[GIVEN REQUEST]: Count the lines below that contain the word "Excellence" and give only the number.

[RECORD EXTRACTS]:
+ + + + +

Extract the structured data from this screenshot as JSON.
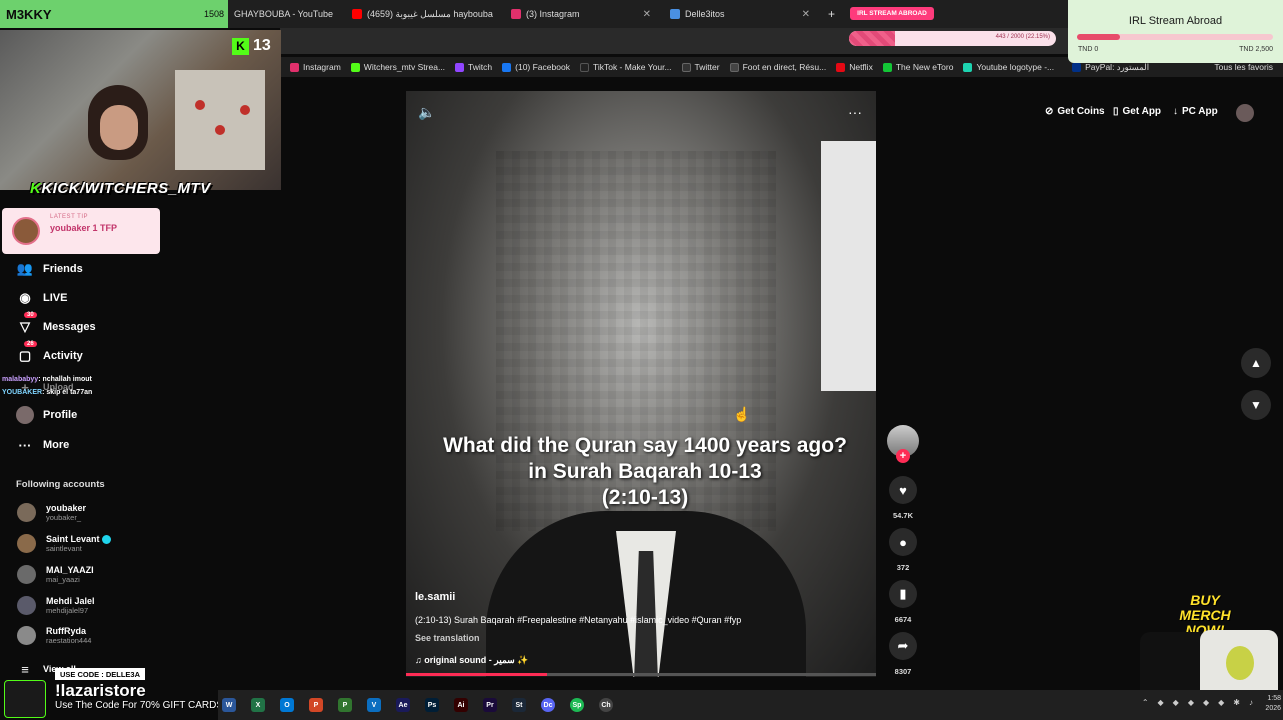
{
  "streamer": {
    "name": "M3KKY",
    "viewer_count": "1508",
    "kick_viewers": "13",
    "kick_handle": "KICK/WITCHERS_MTV"
  },
  "browser": {
    "tabs": [
      {
        "label": "GHAYBOUBA - YouTube",
        "color": "#ff0000"
      },
      {
        "label": "مسلسل غيبوبة (4659) haybouba",
        "color": "#ff0000"
      },
      {
        "label": "(3) Instagram",
        "color": "#e1306c"
      },
      {
        "label": "Delle3itos",
        "color": "#4a90e2"
      }
    ],
    "new_tab": "+",
    "bookmarks": [
      {
        "label": "Instagram",
        "color": "#e1306c"
      },
      {
        "label": "Witchers_mtv Strea...",
        "color": "#53fc18"
      },
      {
        "label": "Twitch",
        "color": "#9146ff"
      },
      {
        "label": "(10) Facebook",
        "color": "#1877f2"
      },
      {
        "label": "TikTok - Make Your...",
        "color": "#222222"
      },
      {
        "label": "Twitter",
        "color": "#333333"
      },
      {
        "label": "Foot en direct, Résu...",
        "color": "#444444"
      },
      {
        "label": "Netflix",
        "color": "#e50914"
      },
      {
        "label": "The New eToro",
        "color": "#13c636"
      },
      {
        "label": "Youtube logotype -...",
        "color": "#1dd3b0"
      },
      {
        "label": "PayPal: المستورد",
        "color": "#003087"
      }
    ],
    "all_favorites": "Tous les favoris"
  },
  "tip": {
    "label": "LATEST TIP",
    "value": "youbaker 1 TFP"
  },
  "sidebar": {
    "friends": "Friends",
    "live": "LIVE",
    "messages": "Messages",
    "messages_badge": "30",
    "activity": "Activity",
    "activity_badge": "26",
    "upload": "Upload",
    "profile": "Profile",
    "more": "More",
    "following_title": "Following accounts",
    "accounts": [
      {
        "name": "youbaker",
        "handle": "youbaker_",
        "verified": false,
        "color": "#7a6a5a"
      },
      {
        "name": "Saint Levant",
        "handle": "saintlevant",
        "verified": true,
        "color": "#8a6a4a"
      },
      {
        "name": "MAI_YAAZI",
        "handle": "mai_yaazi",
        "verified": false,
        "color": "#6a6a6a"
      },
      {
        "name": "Mehdi Jalel",
        "handle": "mehdijalel97",
        "verified": false,
        "color": "#5a5a6a"
      },
      {
        "name": "RuffRyda",
        "handle": "raestation444",
        "verified": false,
        "color": "#8a8a8a"
      }
    ],
    "view_all": "View all"
  },
  "chat": [
    {
      "user": "malababyy",
      "msg": ": nchallah imout"
    },
    {
      "user": "YOUBAKER",
      "msg": ": skip el ta77an"
    }
  ],
  "tiktok_header": {
    "get_coins": "Get Coins",
    "get_app": "Get App",
    "pc_app": "PC App"
  },
  "video": {
    "caption_line1": "What did the Quran say 1400 years ago?",
    "caption_line2": "in Surah Baqarah 10-13",
    "caption_line3": "(2:10-13)",
    "author": "le.samii",
    "description": "(2:10-13) Surah Baqarah #Freepalestine #Netanyahu #islamic_video #Quran #fyp",
    "see_translation": "See translation",
    "sound": "original sound - سمير ✨",
    "progress": 0.3,
    "likes": "54.7K",
    "comments": "372",
    "saves": "6674",
    "shares": "8307"
  },
  "goal": {
    "pill": "IRL STREAM ABROAD",
    "title": "IRL Stream Abroad",
    "bar_text": "443 / 2000 (22.15%)",
    "bar_fill": 0.22,
    "min": "TND 0",
    "max": "TND 2,500",
    "card_fill": 0.22
  },
  "merch": {
    "line1": "BUY MERCH",
    "line2": "NOW!"
  },
  "promo": {
    "code": "USE CODE : DELLE3A",
    "title": "!lazaristore",
    "sub": "Use The Code For 70% GIFT CARDS"
  },
  "taskbar": {
    "apps": [
      {
        "label": "W",
        "color": "#2b579a"
      },
      {
        "label": "X",
        "color": "#217346"
      },
      {
        "label": "O",
        "color": "#0078d4"
      },
      {
        "label": "P",
        "color": "#d24726"
      },
      {
        "label": "P",
        "color": "#31752f"
      },
      {
        "label": "V",
        "color": "#0b6ec0"
      },
      {
        "label": "Ae",
        "color": "#1a1a5a"
      },
      {
        "label": "Ps",
        "color": "#001e36"
      },
      {
        "label": "Ai",
        "color": "#330000"
      },
      {
        "label": "Pr",
        "color": "#1a0a3a"
      },
      {
        "label": "St",
        "color": "#1b2838"
      },
      {
        "label": "Dc",
        "color": "#5865f2"
      },
      {
        "label": "Sp",
        "color": "#1db954"
      },
      {
        "label": "Ch",
        "color": "#444444"
      }
    ],
    "time": "1:58",
    "date": "2026"
  }
}
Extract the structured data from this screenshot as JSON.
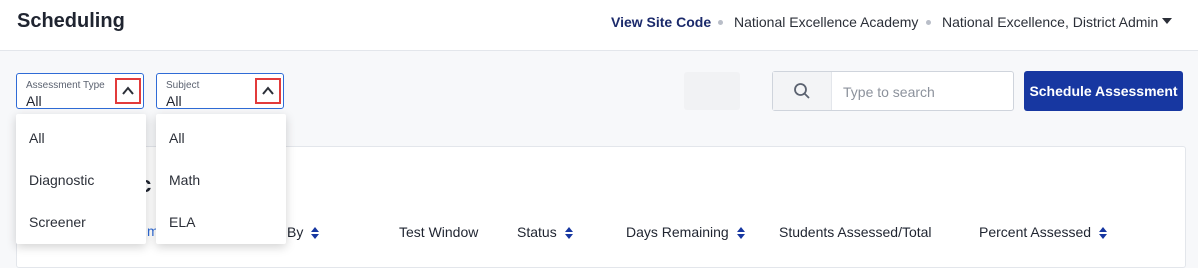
{
  "header": {
    "title": "Scheduling",
    "site_code_label": "View Site Code",
    "school": "National Excellence Academy",
    "user": "National Excellence, District Admin"
  },
  "filters": {
    "assessment_type": {
      "label": "Assessment Type",
      "value": "All",
      "options": [
        "All",
        "Diagnostic",
        "Screener"
      ]
    },
    "subject": {
      "label": "Subject",
      "value": "All",
      "options": [
        "All",
        "Math",
        "ELA"
      ]
    }
  },
  "search": {
    "placeholder": "Type to search"
  },
  "actions": {
    "schedule_label": "Schedule Assessment"
  },
  "table": {
    "title_fragment": "ic",
    "link_fragment": "m",
    "columns": [
      "By",
      "Test Window",
      "Status",
      "Days Remaining",
      "Students Assessed/Total",
      "Percent Assessed"
    ]
  },
  "colors": {
    "primary": "#1737a1",
    "highlight": "#e23b3b",
    "focus": "#2f6bd6"
  }
}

+ + + + +

[RESPONSE TO THE TASK]: 2